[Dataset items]
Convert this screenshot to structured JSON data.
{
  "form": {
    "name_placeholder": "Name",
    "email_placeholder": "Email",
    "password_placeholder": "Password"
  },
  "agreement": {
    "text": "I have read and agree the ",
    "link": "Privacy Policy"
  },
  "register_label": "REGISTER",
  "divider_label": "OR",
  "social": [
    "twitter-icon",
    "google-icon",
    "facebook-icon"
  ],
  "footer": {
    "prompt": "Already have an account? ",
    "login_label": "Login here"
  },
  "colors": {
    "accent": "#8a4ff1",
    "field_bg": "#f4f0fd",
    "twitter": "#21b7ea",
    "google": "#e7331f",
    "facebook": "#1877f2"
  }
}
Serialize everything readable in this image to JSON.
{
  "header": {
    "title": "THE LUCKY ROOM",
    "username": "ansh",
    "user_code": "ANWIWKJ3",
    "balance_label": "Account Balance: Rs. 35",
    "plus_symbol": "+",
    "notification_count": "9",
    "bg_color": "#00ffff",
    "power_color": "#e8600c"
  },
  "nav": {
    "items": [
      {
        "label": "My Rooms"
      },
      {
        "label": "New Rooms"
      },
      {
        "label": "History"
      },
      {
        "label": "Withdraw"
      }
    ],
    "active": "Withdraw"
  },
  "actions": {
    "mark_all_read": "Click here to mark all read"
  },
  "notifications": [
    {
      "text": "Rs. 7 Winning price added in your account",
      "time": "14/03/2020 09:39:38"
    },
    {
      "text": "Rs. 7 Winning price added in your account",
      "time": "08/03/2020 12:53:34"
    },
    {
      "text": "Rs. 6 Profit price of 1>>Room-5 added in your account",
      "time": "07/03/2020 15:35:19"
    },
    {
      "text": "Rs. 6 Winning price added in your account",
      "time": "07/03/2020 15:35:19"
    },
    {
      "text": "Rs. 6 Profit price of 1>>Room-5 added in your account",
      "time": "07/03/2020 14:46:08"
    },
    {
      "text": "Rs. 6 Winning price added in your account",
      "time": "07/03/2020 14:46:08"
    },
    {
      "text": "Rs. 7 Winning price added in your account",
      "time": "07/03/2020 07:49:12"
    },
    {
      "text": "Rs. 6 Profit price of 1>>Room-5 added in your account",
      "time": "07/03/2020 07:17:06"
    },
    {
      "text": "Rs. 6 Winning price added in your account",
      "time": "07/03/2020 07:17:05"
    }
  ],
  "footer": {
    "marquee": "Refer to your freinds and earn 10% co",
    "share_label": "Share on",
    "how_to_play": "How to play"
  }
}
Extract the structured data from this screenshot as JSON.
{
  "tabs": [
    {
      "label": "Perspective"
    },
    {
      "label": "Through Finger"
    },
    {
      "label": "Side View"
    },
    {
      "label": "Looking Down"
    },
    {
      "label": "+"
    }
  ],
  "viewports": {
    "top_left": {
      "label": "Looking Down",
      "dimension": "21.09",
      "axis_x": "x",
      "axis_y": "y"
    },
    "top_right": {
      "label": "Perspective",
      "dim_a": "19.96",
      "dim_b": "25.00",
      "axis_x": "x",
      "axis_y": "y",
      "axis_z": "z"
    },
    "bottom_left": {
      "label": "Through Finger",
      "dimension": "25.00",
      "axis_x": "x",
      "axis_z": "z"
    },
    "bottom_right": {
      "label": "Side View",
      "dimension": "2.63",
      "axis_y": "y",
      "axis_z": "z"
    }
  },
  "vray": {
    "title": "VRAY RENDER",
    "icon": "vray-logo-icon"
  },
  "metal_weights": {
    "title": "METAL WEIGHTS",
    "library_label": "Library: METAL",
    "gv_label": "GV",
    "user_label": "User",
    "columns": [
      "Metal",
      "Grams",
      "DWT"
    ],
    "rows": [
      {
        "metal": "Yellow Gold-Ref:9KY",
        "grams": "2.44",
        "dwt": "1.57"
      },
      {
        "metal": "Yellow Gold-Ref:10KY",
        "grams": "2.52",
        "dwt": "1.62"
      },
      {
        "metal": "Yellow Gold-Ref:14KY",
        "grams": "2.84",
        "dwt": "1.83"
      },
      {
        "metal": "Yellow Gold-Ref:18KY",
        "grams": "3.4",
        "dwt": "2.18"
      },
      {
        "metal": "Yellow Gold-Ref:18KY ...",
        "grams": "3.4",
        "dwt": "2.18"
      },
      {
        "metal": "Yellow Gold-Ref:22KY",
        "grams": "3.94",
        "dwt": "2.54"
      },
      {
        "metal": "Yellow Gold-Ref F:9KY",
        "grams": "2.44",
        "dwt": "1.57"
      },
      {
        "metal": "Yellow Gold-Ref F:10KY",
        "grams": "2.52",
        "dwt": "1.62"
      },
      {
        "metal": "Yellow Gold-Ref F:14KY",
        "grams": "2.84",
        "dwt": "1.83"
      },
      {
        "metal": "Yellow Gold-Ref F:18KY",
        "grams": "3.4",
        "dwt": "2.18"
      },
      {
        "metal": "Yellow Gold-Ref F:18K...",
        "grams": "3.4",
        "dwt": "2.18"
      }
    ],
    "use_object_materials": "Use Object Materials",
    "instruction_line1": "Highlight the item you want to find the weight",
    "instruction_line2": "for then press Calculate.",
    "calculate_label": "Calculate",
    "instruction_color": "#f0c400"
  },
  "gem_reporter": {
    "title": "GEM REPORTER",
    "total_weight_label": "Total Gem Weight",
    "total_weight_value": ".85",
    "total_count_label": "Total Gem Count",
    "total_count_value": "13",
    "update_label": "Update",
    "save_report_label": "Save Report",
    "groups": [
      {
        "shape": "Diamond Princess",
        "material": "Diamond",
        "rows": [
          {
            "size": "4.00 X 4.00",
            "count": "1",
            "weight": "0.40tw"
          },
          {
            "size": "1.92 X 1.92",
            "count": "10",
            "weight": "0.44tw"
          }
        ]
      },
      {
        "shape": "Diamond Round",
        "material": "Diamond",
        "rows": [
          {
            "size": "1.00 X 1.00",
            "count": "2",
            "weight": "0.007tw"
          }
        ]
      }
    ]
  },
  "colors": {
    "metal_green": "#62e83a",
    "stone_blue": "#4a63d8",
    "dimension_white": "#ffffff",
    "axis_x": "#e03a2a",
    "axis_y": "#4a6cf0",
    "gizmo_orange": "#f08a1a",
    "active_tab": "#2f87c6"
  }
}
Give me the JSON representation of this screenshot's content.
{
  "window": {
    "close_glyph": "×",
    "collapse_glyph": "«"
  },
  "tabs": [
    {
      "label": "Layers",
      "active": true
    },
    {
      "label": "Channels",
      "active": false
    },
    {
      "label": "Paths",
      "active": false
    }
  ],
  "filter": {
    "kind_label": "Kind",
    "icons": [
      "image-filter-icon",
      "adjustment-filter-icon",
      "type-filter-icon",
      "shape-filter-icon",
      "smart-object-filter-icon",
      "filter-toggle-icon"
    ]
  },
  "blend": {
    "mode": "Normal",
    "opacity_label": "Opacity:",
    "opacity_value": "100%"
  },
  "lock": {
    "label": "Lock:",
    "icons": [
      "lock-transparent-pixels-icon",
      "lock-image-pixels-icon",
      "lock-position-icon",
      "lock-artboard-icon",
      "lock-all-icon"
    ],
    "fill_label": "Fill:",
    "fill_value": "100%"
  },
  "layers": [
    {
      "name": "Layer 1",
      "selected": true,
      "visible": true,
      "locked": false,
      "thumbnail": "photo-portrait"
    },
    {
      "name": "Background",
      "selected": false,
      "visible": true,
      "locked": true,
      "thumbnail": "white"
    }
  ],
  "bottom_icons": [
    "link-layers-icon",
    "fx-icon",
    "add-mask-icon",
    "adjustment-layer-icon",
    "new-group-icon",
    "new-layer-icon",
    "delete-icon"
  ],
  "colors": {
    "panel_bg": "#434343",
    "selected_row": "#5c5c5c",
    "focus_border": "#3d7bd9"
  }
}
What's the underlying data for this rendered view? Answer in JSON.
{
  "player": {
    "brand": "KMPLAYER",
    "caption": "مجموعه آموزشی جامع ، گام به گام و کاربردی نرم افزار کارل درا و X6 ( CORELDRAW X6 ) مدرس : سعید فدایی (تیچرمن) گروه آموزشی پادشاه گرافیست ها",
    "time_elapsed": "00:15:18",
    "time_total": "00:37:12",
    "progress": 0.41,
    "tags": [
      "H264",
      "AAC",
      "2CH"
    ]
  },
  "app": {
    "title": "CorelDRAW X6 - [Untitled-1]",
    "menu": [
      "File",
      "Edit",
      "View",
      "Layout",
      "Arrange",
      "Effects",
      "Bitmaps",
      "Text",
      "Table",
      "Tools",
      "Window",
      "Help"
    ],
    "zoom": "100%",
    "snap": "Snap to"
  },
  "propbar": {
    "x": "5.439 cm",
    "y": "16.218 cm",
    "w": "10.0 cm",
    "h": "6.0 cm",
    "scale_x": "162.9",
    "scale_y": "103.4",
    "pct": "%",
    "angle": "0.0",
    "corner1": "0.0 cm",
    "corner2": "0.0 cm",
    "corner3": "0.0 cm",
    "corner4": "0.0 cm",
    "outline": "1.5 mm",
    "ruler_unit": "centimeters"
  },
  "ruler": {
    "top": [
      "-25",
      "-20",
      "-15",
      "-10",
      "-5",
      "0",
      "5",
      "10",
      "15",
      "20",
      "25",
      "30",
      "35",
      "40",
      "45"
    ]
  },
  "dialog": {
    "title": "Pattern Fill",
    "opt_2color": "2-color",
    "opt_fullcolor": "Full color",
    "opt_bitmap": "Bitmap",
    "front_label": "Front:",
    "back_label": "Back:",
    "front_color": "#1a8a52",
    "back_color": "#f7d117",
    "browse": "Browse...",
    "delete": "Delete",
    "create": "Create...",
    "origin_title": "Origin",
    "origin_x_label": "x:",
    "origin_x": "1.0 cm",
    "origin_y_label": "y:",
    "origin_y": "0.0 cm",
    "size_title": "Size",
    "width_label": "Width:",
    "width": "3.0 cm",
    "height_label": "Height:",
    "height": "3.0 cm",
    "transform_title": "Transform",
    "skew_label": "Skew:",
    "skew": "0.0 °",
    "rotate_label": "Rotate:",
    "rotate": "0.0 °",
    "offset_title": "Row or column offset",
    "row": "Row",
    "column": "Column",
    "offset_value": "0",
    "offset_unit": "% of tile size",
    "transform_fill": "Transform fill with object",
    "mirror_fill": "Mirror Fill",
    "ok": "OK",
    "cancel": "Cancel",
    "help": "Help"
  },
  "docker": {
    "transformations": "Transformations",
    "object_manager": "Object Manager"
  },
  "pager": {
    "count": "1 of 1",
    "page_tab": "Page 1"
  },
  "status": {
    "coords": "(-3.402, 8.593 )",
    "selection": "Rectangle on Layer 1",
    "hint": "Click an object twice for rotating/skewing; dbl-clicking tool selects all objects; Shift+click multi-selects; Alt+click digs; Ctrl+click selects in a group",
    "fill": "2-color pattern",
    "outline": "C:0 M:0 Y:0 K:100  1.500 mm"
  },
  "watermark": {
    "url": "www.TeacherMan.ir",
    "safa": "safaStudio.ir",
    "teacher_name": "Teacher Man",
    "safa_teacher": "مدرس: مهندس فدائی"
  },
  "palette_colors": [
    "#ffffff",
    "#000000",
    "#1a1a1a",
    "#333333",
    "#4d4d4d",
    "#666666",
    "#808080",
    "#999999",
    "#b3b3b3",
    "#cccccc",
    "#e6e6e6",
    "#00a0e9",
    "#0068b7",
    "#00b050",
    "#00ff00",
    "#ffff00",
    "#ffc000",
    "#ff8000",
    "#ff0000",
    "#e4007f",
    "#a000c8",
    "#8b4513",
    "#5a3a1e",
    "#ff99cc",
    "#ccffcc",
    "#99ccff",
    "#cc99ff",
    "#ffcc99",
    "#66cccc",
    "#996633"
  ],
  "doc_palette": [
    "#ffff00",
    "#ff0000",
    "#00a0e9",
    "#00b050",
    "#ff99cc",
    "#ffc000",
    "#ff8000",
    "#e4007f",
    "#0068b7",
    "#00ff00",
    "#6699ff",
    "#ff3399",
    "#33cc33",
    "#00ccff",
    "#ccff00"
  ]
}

Work to do
Copy each line in the data that holds the word "مدرس".

The output
    "caption": "مجموعه آموزشی جامع ، گام به گام و کاربردی نرم افزار کارل درا و X6 ( CORELDRAW X6 ) مدرس : سعید فدایی (تیچرمن) گروه آموزشی پادشاه گرافیست ها",
    "safa_teacher": "مدرس: مهندس فدائی"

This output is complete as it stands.